__SHORT PROBLEM__: Every line below is to be copied exactly, with the pictures left out.

(Rows from a dataset)
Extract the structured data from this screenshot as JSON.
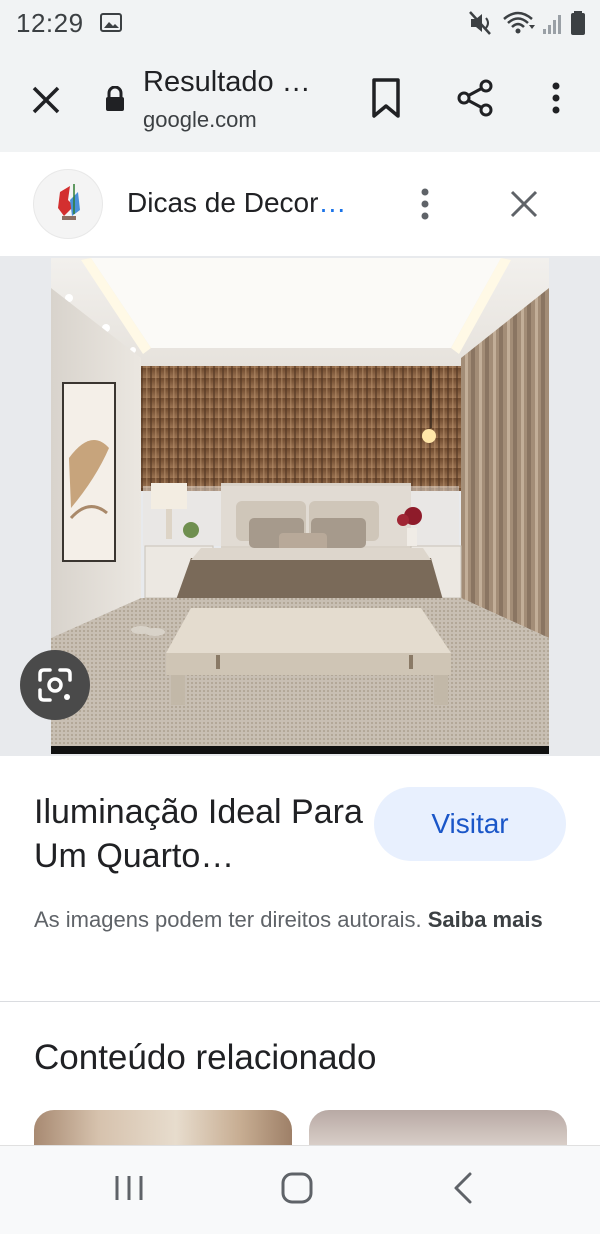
{
  "status_bar": {
    "time": "12:29"
  },
  "toolbar": {
    "title": "Resultado …",
    "url": "google.com"
  },
  "source": {
    "name": "Dicas de Decor",
    "name_ellipsis": "…"
  },
  "caption": {
    "title": "Iluminação Ideal Para Um Quarto…",
    "visit_label": "Visitar",
    "rights_text": "As imagens podem ter direitos autorais. ",
    "learn_more_label": "Saiba mais"
  },
  "related": {
    "title": "Conteúdo relacionado"
  },
  "colors": {
    "toolbar_bg": "#f1f3f4",
    "accent": "#1a56c8",
    "visit_bg": "#e8f0fe"
  }
}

__RESPONSE BELOW__:
Extract the structured data from this screenshot as JSON.
{
  "status_bar": {
    "time": "12:29"
  },
  "toolbar": {
    "title": "Resultado …",
    "url": "google.com"
  },
  "source": {
    "name": "Dicas de Decor",
    "name_ellipsis": "…"
  },
  "caption": {
    "title": "Iluminação Ideal Para Um Quarto…",
    "visit_label": "Visitar",
    "rights_text": "As imagens podem ter direitos autorais. ",
    "learn_more_label": "Saiba mais"
  },
  "related": {
    "title": "Conteúdo relacionado"
  },
  "colors": {
    "toolbar_bg": "#f1f3f4",
    "accent": "#1a56c8",
    "visit_bg": "#e8f0fe"
  }
}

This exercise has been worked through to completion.